For those of you unfamiliar, I offer shared foster care and cover emergencies.

Shared care is where you give either another foster carer or a child's family a break by having their child for usually 1-7 nights, quite often just one or two nights.

Emergency care are where Social Services phone you and ask you to take a child that night for at least one night. I've done this a few times and least notice I've had is 15mins and most 7hrs. Some of these kids have stayed just one night; longest was 21 nights.

I've looked after 22 kids to date.


Monday - kids!

Today was a difficult day as I had a funeral to go to in another city. I am marked as available with social services but not until late afternoon or evening.

Mid-afternoon I get asked to take a girl I have had before but, knowing her behaviour since she was last with me, I am hesitant to say yes. Eventually I say no but get rung back within 30 minutes asking to take a boy who is under police powers of protection. My phone is about to die so I get the social worker to email me all his details. He has worrying issues but also manageable ones so I say 'yes'. But like a lot of times there is change. I get emailed back an hour later saying another home has been found for him but asking me to be the 'return address' for a child who is currently missing. As in, when they are found the police will bring them to me as their designated carer. I say 'yes' to the girl.. but then 30mins after that it transpires the boys room has fallen through so I could have either the teen boy or teen girl. I opt for the boy despite his issues. At least he is present for one.

I say I'll be home 630pm and I should have been except my bus gets caught in traffic. I am 10minutes late and the lad and his social worker are standing at the end of my path. A bit weird meeting this one. Last week in Boots, this week outside my house.

The lad, lets call him Hassan, comes in without fuss but seems a bit wary. The social worker is chatty but she's forgotten all his paperwork so I don't have anything to sign. She stays about 20 minutes whilst we chat about what has gone on and how Hassan's ended up where he is. After the worker leaves we order a takeaway and I make Hassan's room up. He's chatty and cheeky, and has already said a few worrying things (which I mentally take note of, ready to write down later).

> _AIM OF THE EXERCISE_
Can you reproduce the foster care account in full, word for word? Rely only on the foster care account above.

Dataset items
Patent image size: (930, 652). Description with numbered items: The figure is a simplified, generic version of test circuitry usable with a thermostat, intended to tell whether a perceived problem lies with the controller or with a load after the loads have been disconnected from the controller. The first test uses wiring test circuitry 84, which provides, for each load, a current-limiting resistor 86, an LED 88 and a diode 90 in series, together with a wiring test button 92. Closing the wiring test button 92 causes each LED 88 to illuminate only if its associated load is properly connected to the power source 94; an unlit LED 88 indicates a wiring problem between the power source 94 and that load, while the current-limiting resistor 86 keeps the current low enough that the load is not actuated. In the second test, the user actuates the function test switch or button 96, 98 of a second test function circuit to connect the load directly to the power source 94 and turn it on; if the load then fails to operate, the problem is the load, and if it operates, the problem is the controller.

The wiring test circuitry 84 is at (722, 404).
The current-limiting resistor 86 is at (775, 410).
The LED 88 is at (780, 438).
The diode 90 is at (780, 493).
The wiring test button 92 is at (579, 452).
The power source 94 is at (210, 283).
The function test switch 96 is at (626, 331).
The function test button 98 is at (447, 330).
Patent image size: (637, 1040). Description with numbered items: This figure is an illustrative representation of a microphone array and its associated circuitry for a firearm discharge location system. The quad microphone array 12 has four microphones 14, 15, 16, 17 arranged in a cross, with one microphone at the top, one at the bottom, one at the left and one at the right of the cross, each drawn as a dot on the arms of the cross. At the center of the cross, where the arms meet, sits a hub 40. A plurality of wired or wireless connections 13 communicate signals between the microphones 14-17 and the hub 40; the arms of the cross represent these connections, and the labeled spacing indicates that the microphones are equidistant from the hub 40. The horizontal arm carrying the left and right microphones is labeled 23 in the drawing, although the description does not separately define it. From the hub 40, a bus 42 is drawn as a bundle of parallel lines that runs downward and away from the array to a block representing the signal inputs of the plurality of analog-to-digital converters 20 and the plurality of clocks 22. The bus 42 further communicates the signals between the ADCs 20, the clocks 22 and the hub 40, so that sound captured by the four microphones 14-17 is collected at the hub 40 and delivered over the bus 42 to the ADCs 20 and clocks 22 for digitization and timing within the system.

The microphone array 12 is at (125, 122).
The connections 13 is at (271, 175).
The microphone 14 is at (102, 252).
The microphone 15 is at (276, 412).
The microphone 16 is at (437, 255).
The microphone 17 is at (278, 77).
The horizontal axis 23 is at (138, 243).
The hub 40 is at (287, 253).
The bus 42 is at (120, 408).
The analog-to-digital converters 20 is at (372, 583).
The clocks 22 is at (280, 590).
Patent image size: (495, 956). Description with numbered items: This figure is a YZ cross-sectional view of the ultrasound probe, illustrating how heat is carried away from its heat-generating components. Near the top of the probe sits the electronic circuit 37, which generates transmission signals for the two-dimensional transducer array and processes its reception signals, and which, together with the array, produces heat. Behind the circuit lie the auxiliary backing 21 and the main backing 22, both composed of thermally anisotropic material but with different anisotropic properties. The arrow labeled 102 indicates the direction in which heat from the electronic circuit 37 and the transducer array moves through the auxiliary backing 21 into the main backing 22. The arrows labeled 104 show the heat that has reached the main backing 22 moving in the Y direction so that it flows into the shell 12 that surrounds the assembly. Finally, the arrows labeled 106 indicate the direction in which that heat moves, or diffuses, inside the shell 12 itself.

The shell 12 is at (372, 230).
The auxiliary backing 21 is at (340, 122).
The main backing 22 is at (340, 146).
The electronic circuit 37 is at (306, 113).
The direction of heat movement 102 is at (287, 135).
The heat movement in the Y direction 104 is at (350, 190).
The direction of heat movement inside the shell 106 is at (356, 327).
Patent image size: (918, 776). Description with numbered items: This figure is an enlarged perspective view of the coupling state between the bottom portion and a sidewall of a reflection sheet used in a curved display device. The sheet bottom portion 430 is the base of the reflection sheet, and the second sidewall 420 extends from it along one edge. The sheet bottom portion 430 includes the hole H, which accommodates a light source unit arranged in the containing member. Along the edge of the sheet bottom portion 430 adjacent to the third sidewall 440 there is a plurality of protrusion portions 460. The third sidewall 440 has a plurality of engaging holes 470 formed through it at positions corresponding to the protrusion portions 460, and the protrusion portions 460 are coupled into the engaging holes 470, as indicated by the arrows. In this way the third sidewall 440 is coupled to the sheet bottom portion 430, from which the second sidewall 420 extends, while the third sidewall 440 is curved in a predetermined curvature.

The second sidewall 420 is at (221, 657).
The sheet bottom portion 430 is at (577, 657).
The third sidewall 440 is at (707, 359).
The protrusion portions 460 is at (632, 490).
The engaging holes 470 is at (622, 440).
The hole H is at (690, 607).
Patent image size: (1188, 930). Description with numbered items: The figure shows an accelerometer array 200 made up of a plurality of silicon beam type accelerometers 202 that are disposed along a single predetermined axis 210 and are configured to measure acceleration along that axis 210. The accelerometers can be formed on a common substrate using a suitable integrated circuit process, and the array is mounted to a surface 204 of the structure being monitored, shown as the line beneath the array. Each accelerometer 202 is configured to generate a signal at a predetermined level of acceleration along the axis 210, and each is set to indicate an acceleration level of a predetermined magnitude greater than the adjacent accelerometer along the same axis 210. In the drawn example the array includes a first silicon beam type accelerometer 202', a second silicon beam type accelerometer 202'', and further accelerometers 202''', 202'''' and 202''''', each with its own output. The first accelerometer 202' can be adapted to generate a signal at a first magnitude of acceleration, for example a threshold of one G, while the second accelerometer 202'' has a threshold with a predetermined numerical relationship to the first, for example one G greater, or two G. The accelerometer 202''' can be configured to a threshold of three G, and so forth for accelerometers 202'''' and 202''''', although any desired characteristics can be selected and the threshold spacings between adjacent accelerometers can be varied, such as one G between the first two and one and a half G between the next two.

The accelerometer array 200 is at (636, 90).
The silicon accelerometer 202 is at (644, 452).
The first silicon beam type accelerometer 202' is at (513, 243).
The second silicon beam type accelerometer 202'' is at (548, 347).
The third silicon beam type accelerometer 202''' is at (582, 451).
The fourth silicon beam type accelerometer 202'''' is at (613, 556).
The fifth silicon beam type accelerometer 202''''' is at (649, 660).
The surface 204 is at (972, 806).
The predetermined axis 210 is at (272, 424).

> _ANSWER TO THE TASK_
For those of you unfamiliar, I offer shared foster care and cover emergencies.

Shared care is where you give either another foster carer or a child's family a break by having their child for usually 1-7 nights, quite often just one or two nights.

Emergency care are where Social Services phone you and ask you to take a child that night for at least one night. I've done this a few times and least notice I've had is 15mins and most 7hrs. Some of these kids have stayed just one night; longest was 21 nights.

I've looked after 22 kids to date.


Monday - kids!

Today was a difficult day as I had a funeral to go to in another city. I am marked as available with social services but not until late afternoon or evening.

Mid-afternoon I get asked to take a girl I have had before but, knowing her behaviour since she was last with me, I am hesitant to say yes. Eventually I say no but get rung back within 30 minutes asking to take a boy who is under police powers of protection. My phone is about to die so I get the social worker to email me all his details. He has worrying issues but also manageable ones so I say 'yes'. But like a lot of times there is change. I get emailed back an hour later saying another home has been found for him but asking me to be the 'return address' for a child who is currently missing. As in, when they are found the police will bring them to me as their designated carer. I say 'yes' to the girl.. but then 30mins after that it transpires the boys room has fallen through so I could have either the teen boy or teen girl. I opt for the boy despite his issues. At least he is present for one.

I say I'll be home 630pm and I should have been except my bus gets caught in traffic. I am 10minutes late and the lad and his social worker are standing at the end of my path. A bit weird meeting this one. Last week in Boots, this week outside my house.

The lad, lets call him Hassan, comes in without fuss but seems a bit wary. The social worker is chatty but she's forgotten all his paperwork so I don't have anything to sign. She stays about 20 minutes whilst we chat about what has gone on and how Hassan's ended up where he is. After the worker leaves we order a takeaway and I make Hassan's room up. He's chatty and cheeky, and has already said a few worrying things (which I mentally take note of, ready to write down later).